Work to be completed:
Print the listing that follows, character for character.
-------
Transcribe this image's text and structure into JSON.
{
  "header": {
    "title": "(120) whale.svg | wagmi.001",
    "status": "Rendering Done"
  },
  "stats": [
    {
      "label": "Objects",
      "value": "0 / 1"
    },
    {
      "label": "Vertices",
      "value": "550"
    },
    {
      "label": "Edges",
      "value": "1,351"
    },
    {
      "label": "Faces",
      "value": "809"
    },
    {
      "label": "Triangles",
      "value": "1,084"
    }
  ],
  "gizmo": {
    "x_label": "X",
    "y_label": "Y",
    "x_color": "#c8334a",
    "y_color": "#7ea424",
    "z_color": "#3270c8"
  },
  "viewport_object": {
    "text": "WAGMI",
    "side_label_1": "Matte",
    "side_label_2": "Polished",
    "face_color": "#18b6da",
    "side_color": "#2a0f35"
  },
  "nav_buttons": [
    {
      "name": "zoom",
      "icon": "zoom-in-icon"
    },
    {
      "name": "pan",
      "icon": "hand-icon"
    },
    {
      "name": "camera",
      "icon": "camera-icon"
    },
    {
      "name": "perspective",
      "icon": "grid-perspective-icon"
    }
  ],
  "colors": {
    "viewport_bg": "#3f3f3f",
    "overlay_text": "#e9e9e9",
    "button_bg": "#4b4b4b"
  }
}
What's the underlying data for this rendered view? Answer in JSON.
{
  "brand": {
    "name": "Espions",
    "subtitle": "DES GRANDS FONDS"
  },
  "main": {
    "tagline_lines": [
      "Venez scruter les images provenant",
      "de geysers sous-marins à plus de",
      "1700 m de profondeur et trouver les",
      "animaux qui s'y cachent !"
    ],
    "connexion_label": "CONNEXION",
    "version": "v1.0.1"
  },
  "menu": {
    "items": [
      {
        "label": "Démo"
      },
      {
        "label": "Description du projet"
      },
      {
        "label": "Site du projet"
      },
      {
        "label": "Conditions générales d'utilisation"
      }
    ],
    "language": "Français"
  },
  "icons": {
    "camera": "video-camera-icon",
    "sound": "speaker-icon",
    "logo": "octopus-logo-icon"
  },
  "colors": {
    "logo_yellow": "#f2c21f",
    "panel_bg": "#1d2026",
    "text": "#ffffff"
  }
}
-------
Task solution:
Transcribe this image's text and structure into JSON.
{
  "header": {
    "title": "(120) whale.svg | wagmi.001",
    "status": "Rendering Done"
  },
  "stats": [
    {
      "label": "Objects",
      "value": "0 / 1"
    },
    {
      "label": "Vertices",
      "value": "550"
    },
    {
      "label": "Edges",
      "value": "1,351"
    },
    {
      "label": "Faces",
      "value": "809"
    },
    {
      "label": "Triangles",
      "value": "1,084"
    }
  ],
  "gizmo": {
    "x_label": "X",
    "y_label": "Y",
    "x_color": "#c8334a",
    "y_color": "#7ea424",
    "z_color": "#3270c8"
  },
  "viewport_object": {
    "text": "WAGMI",
    "side_label_1": "Matte",
    "side_label_2": "Polished",
    "face_color": "#18b6da",
    "side_color": "#2a0f35"
  },
  "nav_buttons": [
    {
      "name": "zoom",
      "icon": "zoom-in-icon"
    },
    {
      "name": "pan",
      "icon": "hand-icon"
    },
    {
      "name": "camera",
      "icon": "camera-icon"
    },
    {
      "name": "perspective",
      "icon": "grid-perspective-icon"
    }
  ],
  "colors": {
    "viewport_bg": "#3f3f3f",
    "overlay_text": "#e9e9e9",
    "button_bg": "#4b4b4b"
  }
}
What's the underlying data for this rendered view? Answer in JSON.
{
  "brand": {
    "name": "Espions",
    "subtitle": "DES GRANDS FONDS"
  },
  "main": {
    "tagline_lines": [
      "Venez scruter les images provenant",
      "de geysers sous-marins à plus de",
      "1700 m de profondeur et trouver les",
      "animaux qui s'y cachent !"
    ],
    "connexion_label": "CONNEXION",
    "version": "v1.0.1"
  },
  "menu": {
    "items": [
      {
        "label": "Démo"
      },
      {
        "label": "Description du projet"
      },
      {
        "label": "Site du projet"
      },
      {
        "label": "Conditions générales d'utilisation"
      }
    ],
    "language": "Français"
  },
  "icons": {
    "camera": "video-camera-icon",
    "sound": "speaker-icon",
    "logo": "octopus-logo-icon"
  },
  "colors": {
    "logo_yellow": "#f2c21f",
    "panel_bg": "#1d2026",
    "text": "#ffffff"
  }
}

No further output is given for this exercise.